Using the data beneath, show every line that includes the word "الأول".

— begin —

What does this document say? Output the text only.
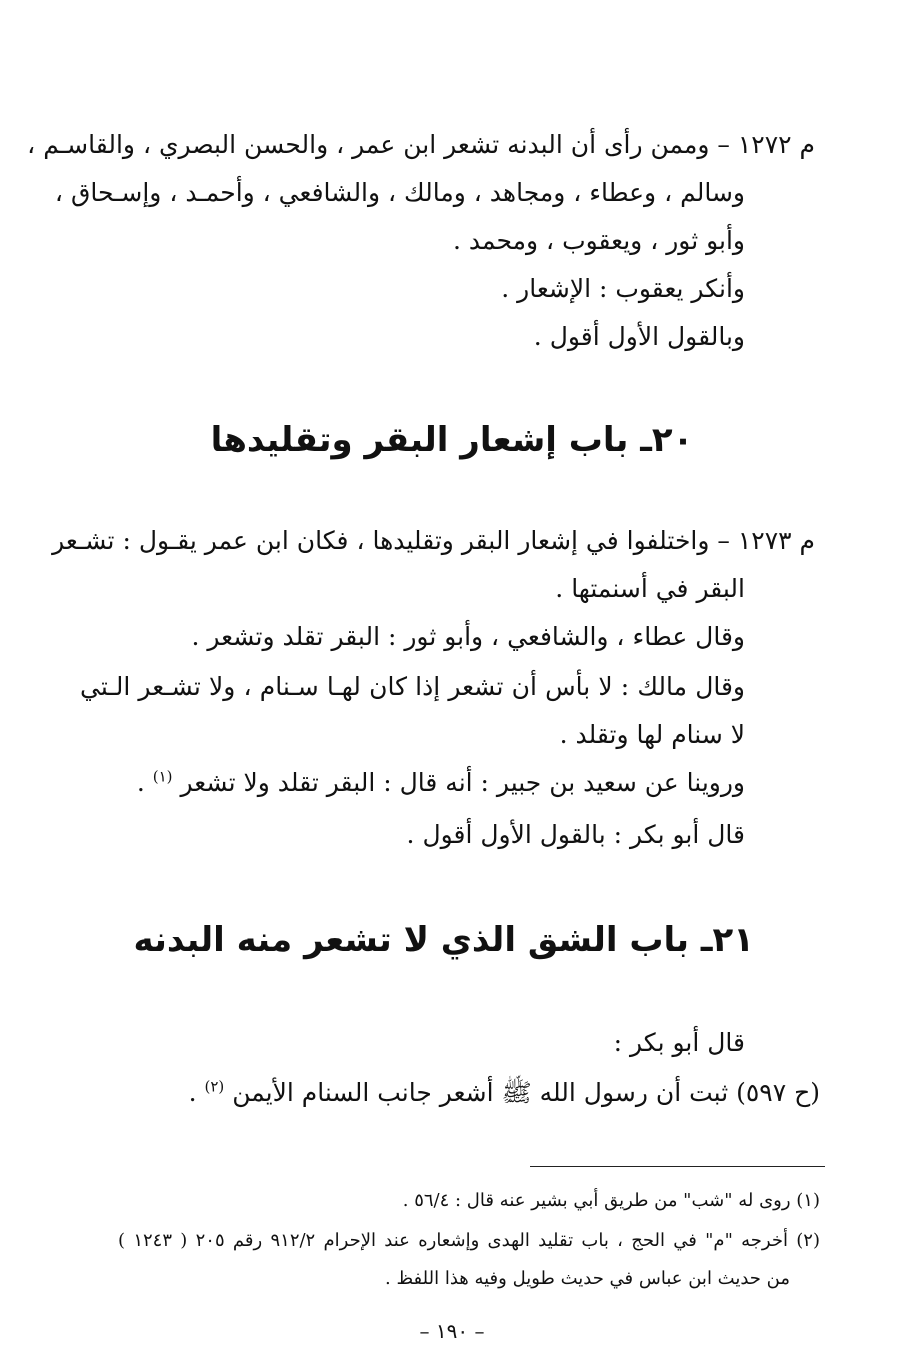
م ١٢٧٢ – وممن رأى أن البدنه تشعر ابن عمر ، والحسن البصري ، والقاسـم ،

وسالم ، وعطاء ، ومجاهد ، ومالك ، والشافعي ، وأحمـد ، وإسـحاق ،

وأبو ثور ، ويعقوب ، ومحمد .

وأنكر يعقوب : الإشعار .

وبالقول الأول أقول .

٢٠ـ باب إشعار البقر وتقليدها

م ١٢٧٣ – واختلفوا في إشعار البقر وتقليدها ، فكان ابن عمر يقـول : تشـعر

البقر في أسنمتها .

وقال عطاء ، والشافعي ، وأبو ثور : البقر تقلد وتشعر .

وقال مالك : لا بأس أن تشعر إذا كان لهـا سـنام ، ولا تشـعر الـتي

لا سنام لها وتقلد .

وروينا عن سعيد بن جبير : أنه قال : البقر تقلد ولا تشعر $^{(١)}$ .

قال أبو بكر : بالقول الأول أقول .

٢١ـ باب الشق الذي لا تشعر منه البدنه

قال أبو بكر :

(ح ٥٩٧) ثبت أن رسول الله ﷺ أشعر جانب السنام الأيمن $^{(٢)}$ .

(١) روى له "شب" من طريق أبي بشير عنه قال : ٥٦/٤ .

(٢) أخرجه "م" في الحج ، باب تقليد الهدى وإشعاره عند الإحرام ٩١٢/٢ رقم ٢٠٥ ( ١٢٤٣ )

من حديث ابن عباس في حديث طويل وفيه هذا اللفظ .

– ١٩٠ –
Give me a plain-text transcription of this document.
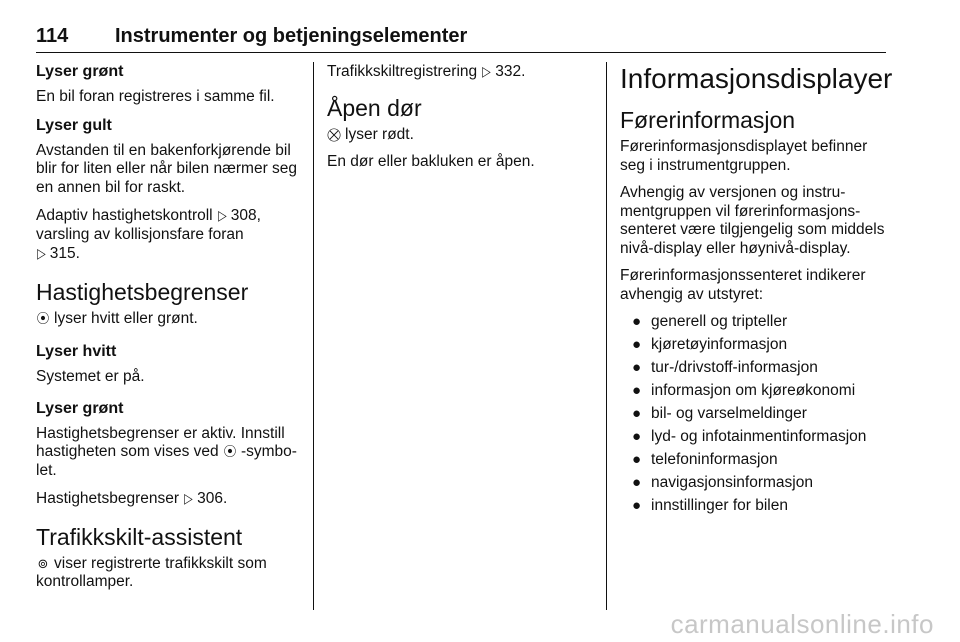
114 Instrumenter og betjeningselementer
Lyser grønt

En bil foran registreres i samme fil.

Lyser gult

Avstanden til en bakenforkjørende bil blir for liten eller når bilen nærmer seg en annen bil for raskt.

Adaptiv hastighetskontroll ▷ 308,
varsling av kollisjonsfare foran
▷ 315.

Hastighetsbegrenser

⦿ lyser hvitt eller grønt.

Lyser hvitt

Systemet er på.

Lyser grønt

Hastighetsbegrenser er aktiv. Innstill hastigheten som vises ved ⦿ -symbo- let.

Hastighetsbegrenser ▷ 306.

Trafikkskilt-assistent

⊚ viser registrerte trafikkskilt som kontrollamper.

Trafikkskiltregistrering ▷ 332.

Åpen dør

⛒ lyser rødt.

En dør eller bakluken er åpen.

Informasjonsdisplayer
Førerinformasjon

Førerinformasjonsdisplayet befinner seg i instrumentgruppen.

Avhengig av versjonen og instru-mentgruppen vil førerinformasjons-senteret være tilgjengelig som middels nivå-display eller høynivå-display.

Førerinformasjonssenteret indikerer avhengig av utstyret:

● generell og tripteller
● kjøretøyinformasjon
● tur-/drivstoff-informasjon
● informasjon om kjøreøkonomi
● bil- og varselmeldinger
● lyd- og infotainmentinformasjon
● telefoninformasjon
● navigasjonsinformasjon
● innstillinger for bilen
carmanualsonline.info
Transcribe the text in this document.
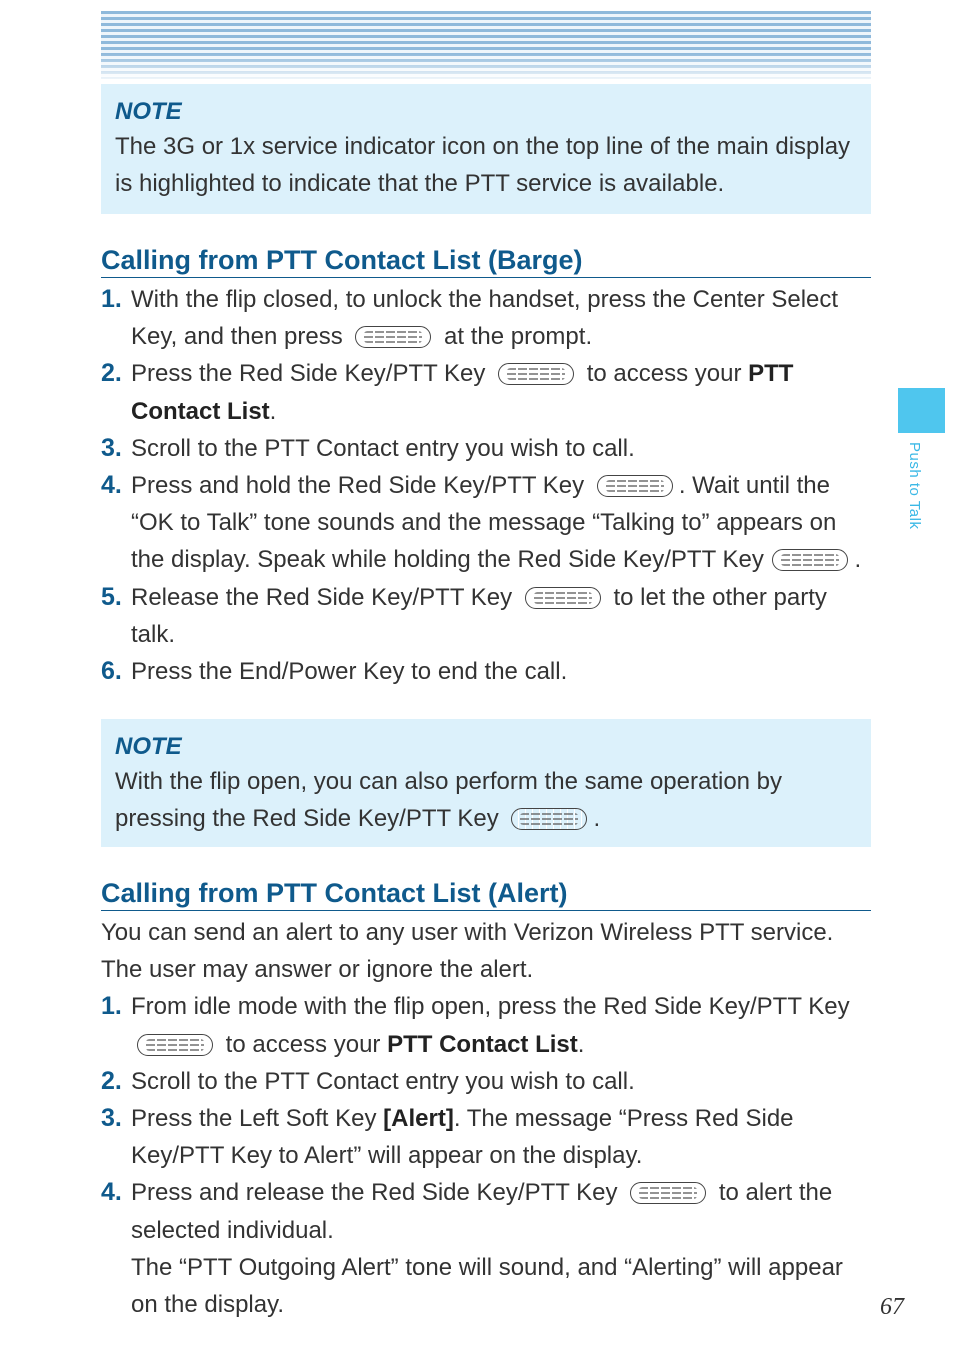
NOTE
The 3G or 1x service indicator icon on the top line of the main display is highlighted to indicate that the PTT service is available.
Calling from PTT Contact List (Barge)
1. With the flip closed, to unlock the handset, press the Center Select Key, and then press	at the prompt.
2. Press the Red Side Key/PTT Key	to access your PTT Contact List.
3. Scroll to the PTT Contact entry you wish to call.
4. Press and hold the Red Side Key/PTT Key	. Wait until the “OK to Talk” tone sounds and the message “Talking to” appears on the display. Speak while holding the Red Side Key/PTT Key	.
5. Release the Red Side Key/PTT Key	to let the other party talk.
6. Press the End/Power Key to end the call.
NOTE
With the flip open, you can also perform the same operation by pressing the Red Side Key/PTT Key	.
Calling from PTT Contact List (Alert)
You can send an alert to any user with Verizon Wireless PTT service. The user may answer or ignore the alert.
1. From idle mode with the flip open, press the Red Side Key/PTT Key  to access your PTT Contact List.
2. Scroll to the PTT Contact entry you wish to call.
3. Press the Left Soft Key [Alert]. The message “Press Red Side Key/PTT Key to Alert” will appear on the display.
4. Press and release the Red Side Key/PTT Key	to alert the selected individual.
The “PTT Outgoing Alert” tone will sound, and “Alerting” will appear on the display.
Push to Talk
67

— end —

*Exercise output*.
وبالقول الأول أقول .
قال أبو بكر : بالقول الأول أقول .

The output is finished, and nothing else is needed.